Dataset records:
start
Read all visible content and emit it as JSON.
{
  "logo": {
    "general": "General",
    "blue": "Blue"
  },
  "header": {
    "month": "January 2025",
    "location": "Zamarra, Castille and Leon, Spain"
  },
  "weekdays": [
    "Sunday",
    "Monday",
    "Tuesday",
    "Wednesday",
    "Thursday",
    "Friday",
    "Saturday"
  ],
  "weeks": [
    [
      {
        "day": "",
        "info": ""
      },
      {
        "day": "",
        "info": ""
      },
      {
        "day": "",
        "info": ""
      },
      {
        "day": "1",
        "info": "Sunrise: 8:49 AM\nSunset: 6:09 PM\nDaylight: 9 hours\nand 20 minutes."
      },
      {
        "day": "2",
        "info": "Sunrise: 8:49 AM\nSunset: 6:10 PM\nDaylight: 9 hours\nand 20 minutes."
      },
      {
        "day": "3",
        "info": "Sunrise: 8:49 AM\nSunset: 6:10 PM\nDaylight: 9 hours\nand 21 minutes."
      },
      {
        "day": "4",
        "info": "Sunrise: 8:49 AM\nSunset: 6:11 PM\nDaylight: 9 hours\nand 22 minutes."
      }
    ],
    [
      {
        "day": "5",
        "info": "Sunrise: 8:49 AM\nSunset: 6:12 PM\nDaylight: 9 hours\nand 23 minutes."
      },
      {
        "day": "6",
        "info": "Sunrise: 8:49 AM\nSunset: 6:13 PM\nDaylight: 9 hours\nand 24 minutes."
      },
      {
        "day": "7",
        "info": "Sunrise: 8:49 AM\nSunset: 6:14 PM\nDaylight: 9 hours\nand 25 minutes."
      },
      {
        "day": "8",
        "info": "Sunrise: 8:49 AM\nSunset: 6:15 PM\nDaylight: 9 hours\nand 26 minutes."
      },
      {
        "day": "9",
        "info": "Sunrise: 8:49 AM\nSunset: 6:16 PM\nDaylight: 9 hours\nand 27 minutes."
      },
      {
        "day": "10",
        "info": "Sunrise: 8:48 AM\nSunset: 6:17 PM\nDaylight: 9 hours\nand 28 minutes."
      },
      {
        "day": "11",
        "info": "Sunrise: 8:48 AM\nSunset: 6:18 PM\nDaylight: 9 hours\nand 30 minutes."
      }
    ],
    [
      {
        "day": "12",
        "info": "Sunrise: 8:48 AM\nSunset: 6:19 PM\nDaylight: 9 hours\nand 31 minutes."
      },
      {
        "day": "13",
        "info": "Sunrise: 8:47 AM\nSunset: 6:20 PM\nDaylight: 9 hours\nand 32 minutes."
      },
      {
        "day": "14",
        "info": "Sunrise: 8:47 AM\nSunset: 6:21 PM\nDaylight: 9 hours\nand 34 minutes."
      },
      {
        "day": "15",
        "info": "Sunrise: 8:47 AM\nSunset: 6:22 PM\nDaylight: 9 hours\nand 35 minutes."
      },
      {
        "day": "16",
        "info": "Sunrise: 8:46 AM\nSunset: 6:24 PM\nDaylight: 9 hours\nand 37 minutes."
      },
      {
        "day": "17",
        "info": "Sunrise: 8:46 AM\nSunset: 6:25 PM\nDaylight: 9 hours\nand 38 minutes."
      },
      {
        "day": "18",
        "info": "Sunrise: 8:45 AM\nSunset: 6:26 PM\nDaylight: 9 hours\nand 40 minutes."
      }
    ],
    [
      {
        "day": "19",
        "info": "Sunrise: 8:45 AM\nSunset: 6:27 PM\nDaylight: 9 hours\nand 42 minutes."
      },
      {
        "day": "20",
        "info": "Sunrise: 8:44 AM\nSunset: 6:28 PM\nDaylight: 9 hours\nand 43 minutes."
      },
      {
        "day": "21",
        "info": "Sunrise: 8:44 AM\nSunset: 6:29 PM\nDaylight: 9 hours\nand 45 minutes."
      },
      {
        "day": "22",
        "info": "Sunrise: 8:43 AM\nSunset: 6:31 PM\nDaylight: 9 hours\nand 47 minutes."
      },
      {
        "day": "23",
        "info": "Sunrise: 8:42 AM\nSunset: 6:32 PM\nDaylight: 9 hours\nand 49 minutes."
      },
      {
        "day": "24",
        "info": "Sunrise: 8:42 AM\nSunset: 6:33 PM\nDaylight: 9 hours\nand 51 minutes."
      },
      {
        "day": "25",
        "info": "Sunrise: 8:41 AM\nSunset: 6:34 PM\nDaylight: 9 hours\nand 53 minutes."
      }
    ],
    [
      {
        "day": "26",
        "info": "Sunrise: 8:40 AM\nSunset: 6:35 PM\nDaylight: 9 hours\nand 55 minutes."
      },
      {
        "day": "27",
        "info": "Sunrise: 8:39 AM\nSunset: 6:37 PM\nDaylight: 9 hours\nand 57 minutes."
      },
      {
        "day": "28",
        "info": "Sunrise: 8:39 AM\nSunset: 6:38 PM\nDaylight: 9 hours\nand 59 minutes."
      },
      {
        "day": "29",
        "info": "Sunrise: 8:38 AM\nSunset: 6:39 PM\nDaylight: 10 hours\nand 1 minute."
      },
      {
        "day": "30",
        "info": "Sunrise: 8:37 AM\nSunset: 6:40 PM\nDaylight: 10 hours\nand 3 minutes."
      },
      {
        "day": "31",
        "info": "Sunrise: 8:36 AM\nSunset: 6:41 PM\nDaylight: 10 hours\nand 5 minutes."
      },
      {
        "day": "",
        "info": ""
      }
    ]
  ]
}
end
• Request
Could you reproduce every record above exactly as it appears?

• Problem solution
Read all visible content and emit it as JSON.
{
  "logo": {
    "general": "General",
    "blue": "Blue"
  },
  "header": {
    "month": "January 2025",
    "location": "Zamarra, Castille and Leon, Spain"
  },
  "weekdays": [
    "Sunday",
    "Monday",
    "Tuesday",
    "Wednesday",
    "Thursday",
    "Friday",
    "Saturday"
  ],
  "weeks": [
    [
      {
        "day": "",
        "info": ""
      },
      {
        "day": "",
        "info": ""
      },
      {
        "day": "",
        "info": ""
      },
      {
        "day": "1",
        "info": "Sunrise: 8:49 AM\nSunset: 6:09 PM\nDaylight: 9 hours\nand 20 minutes."
      },
      {
        "day": "2",
        "info": "Sunrise: 8:49 AM\nSunset: 6:10 PM\nDaylight: 9 hours\nand 20 minutes."
      },
      {
        "day": "3",
        "info": "Sunrise: 8:49 AM\nSunset: 6:10 PM\nDaylight: 9 hours\nand 21 minutes."
      },
      {
        "day": "4",
        "info": "Sunrise: 8:49 AM\nSunset: 6:11 PM\nDaylight: 9 hours\nand 22 minutes."
      }
    ],
    [
      {
        "day": "5",
        "info": "Sunrise: 8:49 AM\nSunset: 6:12 PM\nDaylight: 9 hours\nand 23 minutes."
      },
      {
        "day": "6",
        "info": "Sunrise: 8:49 AM\nSunset: 6:13 PM\nDaylight: 9 hours\nand 24 minutes."
      },
      {
        "day": "7",
        "info": "Sunrise: 8:49 AM\nSunset: 6:14 PM\nDaylight: 9 hours\nand 25 minutes."
      },
      {
        "day": "8",
        "info": "Sunrise: 8:49 AM\nSunset: 6:15 PM\nDaylight: 9 hours\nand 26 minutes."
      },
      {
        "day": "9",
        "info": "Sunrise: 8:49 AM\nSunset: 6:16 PM\nDaylight: 9 hours\nand 27 minutes."
      },
      {
        "day": "10",
        "info": "Sunrise: 8:48 AM\nSunset: 6:17 PM\nDaylight: 9 hours\nand 28 minutes."
      },
      {
        "day": "11",
        "info": "Sunrise: 8:48 AM\nSunset: 6:18 PM\nDaylight: 9 hours\nand 30 minutes."
      }
    ],
    [
      {
        "day": "12",
        "info": "Sunrise: 8:48 AM\nSunset: 6:19 PM\nDaylight: 9 hours\nand 31 minutes."
      },
      {
        "day": "13",
        "info": "Sunrise: 8:47 AM\nSunset: 6:20 PM\nDaylight: 9 hours\nand 32 minutes."
      },
      {
        "day": "14",
        "info": "Sunrise: 8:47 AM\nSunset: 6:21 PM\nDaylight: 9 hours\nand 34 minutes."
      },
      {
        "day": "15",
        "info": "Sunrise: 8:47 AM\nSunset: 6:22 PM\nDaylight: 9 hours\nand 35 minutes."
      },
      {
        "day": "16",
        "info": "Sunrise: 8:46 AM\nSunset: 6:24 PM\nDaylight: 9 hours\nand 37 minutes."
      },
      {
        "day": "17",
        "info": "Sunrise: 8:46 AM\nSunset: 6:25 PM\nDaylight: 9 hours\nand 38 minutes."
      },
      {
        "day": "18",
        "info": "Sunrise: 8:45 AM\nSunset: 6:26 PM\nDaylight: 9 hours\nand 40 minutes."
      }
    ],
    [
      {
        "day": "19",
        "info": "Sunrise: 8:45 AM\nSunset: 6:27 PM\nDaylight: 9 hours\nand 42 minutes."
      },
      {
        "day": "20",
        "info": "Sunrise: 8:44 AM\nSunset: 6:28 PM\nDaylight: 9 hours\nand 43 minutes."
      },
      {
        "day": "21",
        "info": "Sunrise: 8:44 AM\nSunset: 6:29 PM\nDaylight: 9 hours\nand 45 minutes."
      },
      {
        "day": "22",
        "info": "Sunrise: 8:43 AM\nSunset: 6:31 PM\nDaylight: 9 hours\nand 47 minutes."
      },
      {
        "day": "23",
        "info": "Sunrise: 8:42 AM\nSunset: 6:32 PM\nDaylight: 9 hours\nand 49 minutes."
      },
      {
        "day": "24",
        "info": "Sunrise: 8:42 AM\nSunset: 6:33 PM\nDaylight: 9 hours\nand 51 minutes."
      },
      {
        "day": "25",
        "info": "Sunrise: 8:41 AM\nSunset: 6:34 PM\nDaylight: 9 hours\nand 53 minutes."
      }
    ],
    [
      {
        "day": "26",
        "info": "Sunrise: 8:40 AM\nSunset: 6:35 PM\nDaylight: 9 hours\nand 55 minutes."
      },
      {
        "day": "27",
        "info": "Sunrise: 8:39 AM\nSunset: 6:37 PM\nDaylight: 9 hours\nand 57 minutes."
      },
      {
        "day": "28",
        "info": "Sunrise: 8:39 AM\nSunset: 6:38 PM\nDaylight: 9 hours\nand 59 minutes."
      },
      {
        "day": "29",
        "info": "Sunrise: 8:38 AM\nSunset: 6:39 PM\nDaylight: 10 hours\nand 1 minute."
      },
      {
        "day": "30",
        "info": "Sunrise: 8:37 AM\nSunset: 6:40 PM\nDaylight: 10 hours\nand 3 minutes."
      },
      {
        "day": "31",
        "info": "Sunrise: 8:36 AM\nSunset: 6:41 PM\nDaylight: 10 hours\nand 5 minutes."
      },
      {
        "day": "",
        "info": ""
      }
    ]
  ]
}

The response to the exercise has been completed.